[Records about charts and figures]

┏━━

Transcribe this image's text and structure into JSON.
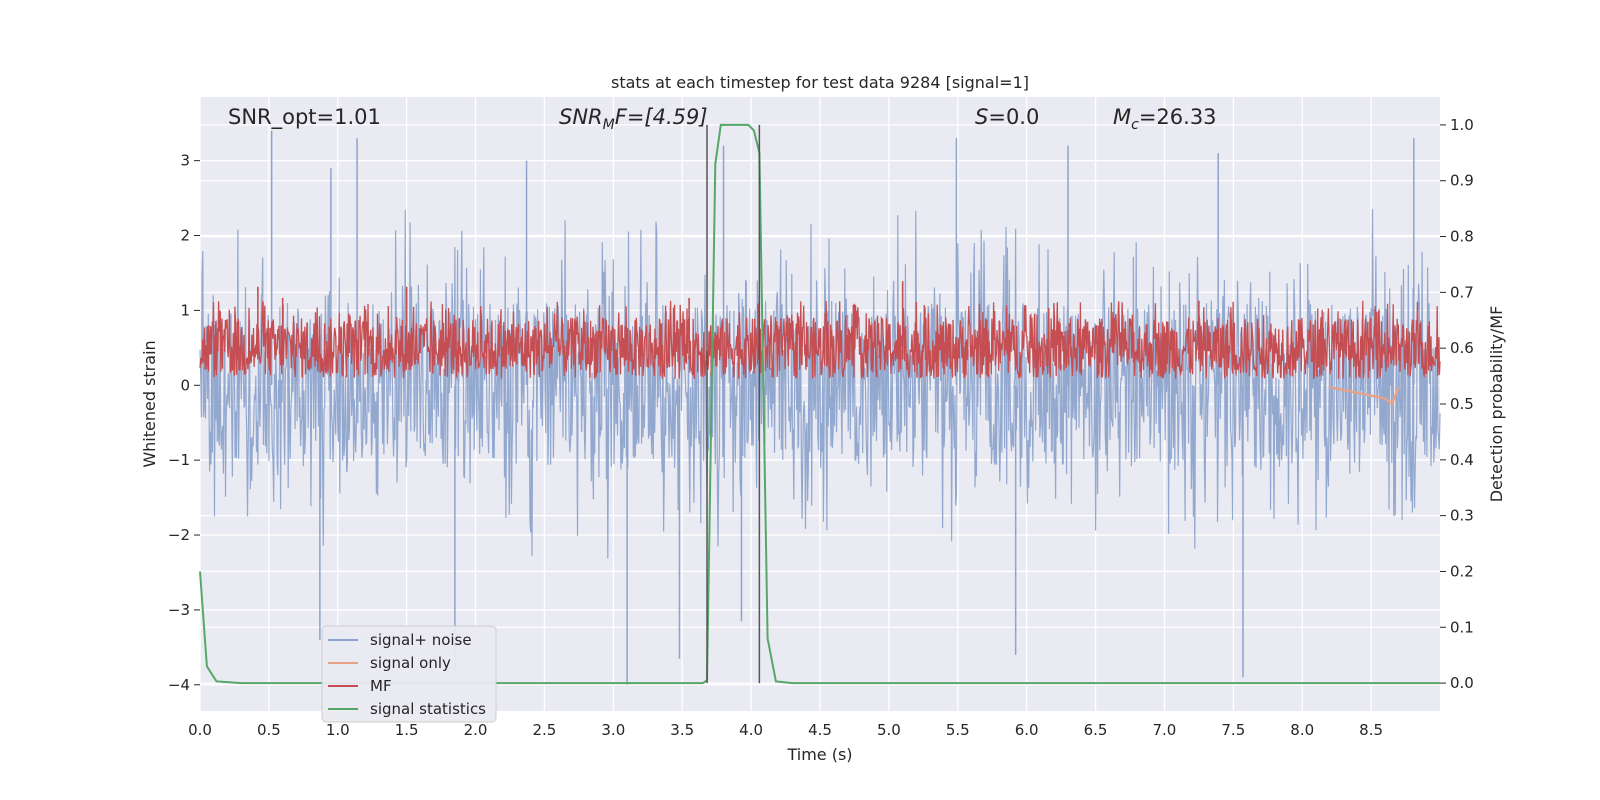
{
  "chart_data": {
    "type": "line",
    "title": "stats at each timestep for test data 9284 [signal=1]",
    "xlabel": "Time (s)",
    "ylabel_left": "Whitened strain",
    "ylabel_right": "Detection probability/MF",
    "xlim": [
      0.0,
      9.0
    ],
    "ylim_left": [
      -4.35,
      3.85
    ],
    "ylim_right": [
      -0.05,
      1.05
    ],
    "x_ticks": [
      "0.0",
      "0.5",
      "1.0",
      "1.5",
      "2.0",
      "2.5",
      "3.0",
      "3.5",
      "4.0",
      "4.5",
      "5.0",
      "5.5",
      "6.0",
      "6.5",
      "7.0",
      "7.5",
      "8.0",
      "8.5"
    ],
    "y_left_ticks": [
      "3",
      "2",
      "1",
      "0",
      "−1",
      "−2",
      "−3",
      "−4"
    ],
    "y_right_ticks": [
      "1.0",
      "0.9",
      "0.8",
      "0.7",
      "0.6",
      "0.5",
      "0.4",
      "0.3",
      "0.2",
      "0.1",
      "0.0"
    ],
    "grid": true,
    "legend_placement": "lower-left",
    "annotations": {
      "snr_opt": "SNR_opt=1.01",
      "snr_mf_main": "SNR",
      "snr_mf_sub": "M",
      "snr_mf_rest": "F=[4.59]",
      "s_italic": "S",
      "s_rest": "=0.0",
      "mc_italic": "M",
      "mc_sub": "c",
      "mc_rest": "=26.33"
    },
    "vertical_markers_x": [
      3.68,
      4.06
    ],
    "series": [
      {
        "name": "signal+ noise",
        "axis": "left",
        "color": "#8da4cc",
        "description_range": [
          -3.9,
          3.5
        ],
        "spike_peaks": [
          [
            0.52,
            3.4
          ],
          [
            1.14,
            3.3
          ],
          [
            0.95,
            2.9
          ],
          [
            2.37,
            3.0
          ],
          [
            3.8,
            3.2
          ],
          [
            5.49,
            3.3
          ],
          [
            6.3,
            3.2
          ],
          [
            7.39,
            3.1
          ],
          [
            8.81,
            3.3
          ],
          [
            0.87,
            -3.4
          ],
          [
            1.85,
            -3.8
          ],
          [
            3.1,
            -4.0
          ],
          [
            3.93,
            -3.15
          ],
          [
            7.57,
            -3.9
          ],
          [
            5.92,
            -3.6
          ],
          [
            3.48,
            -3.65
          ]
        ]
      },
      {
        "name": "signal only",
        "axis": "right",
        "color": "#e6a38a",
        "points": [
          [
            8.2,
            0.53
          ],
          [
            8.3,
            0.525
          ],
          [
            8.4,
            0.52
          ],
          [
            8.5,
            0.515
          ],
          [
            8.6,
            0.51
          ],
          [
            8.65,
            0.5
          ],
          [
            8.7,
            0.53
          ]
        ]
      },
      {
        "name": "MF",
        "axis": "right",
        "color": "#c44e52",
        "baseline_range": [
          0.545,
          0.655
        ],
        "spike_peaks": [
          [
            0.42,
            0.71
          ],
          [
            1.5,
            0.71
          ],
          [
            5.1,
            0.72
          ],
          [
            3.55,
            0.69
          ],
          [
            0.6,
            0.69
          ],
          [
            4.05,
            0.68
          ],
          [
            7.25,
            0.685
          ]
        ]
      },
      {
        "name": "signal statistics",
        "axis": "right",
        "color": "#55a868",
        "points": [
          [
            0.0,
            0.2
          ],
          [
            0.05,
            0.03
          ],
          [
            0.12,
            0.003
          ],
          [
            0.3,
            0.0
          ],
          [
            3.65,
            0.0
          ],
          [
            3.68,
            0.005
          ],
          [
            3.74,
            0.93
          ],
          [
            3.78,
            1.0
          ],
          [
            3.98,
            1.0
          ],
          [
            4.02,
            0.99
          ],
          [
            4.06,
            0.95
          ],
          [
            4.12,
            0.08
          ],
          [
            4.18,
            0.003
          ],
          [
            4.3,
            0.0
          ],
          [
            9.0,
            0.0
          ]
        ]
      }
    ]
  }
}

┗━━

__Task brief__:
What is the number of lines in the data holding the word "signal"? Reply with that number only.

__Reply to the task__:
4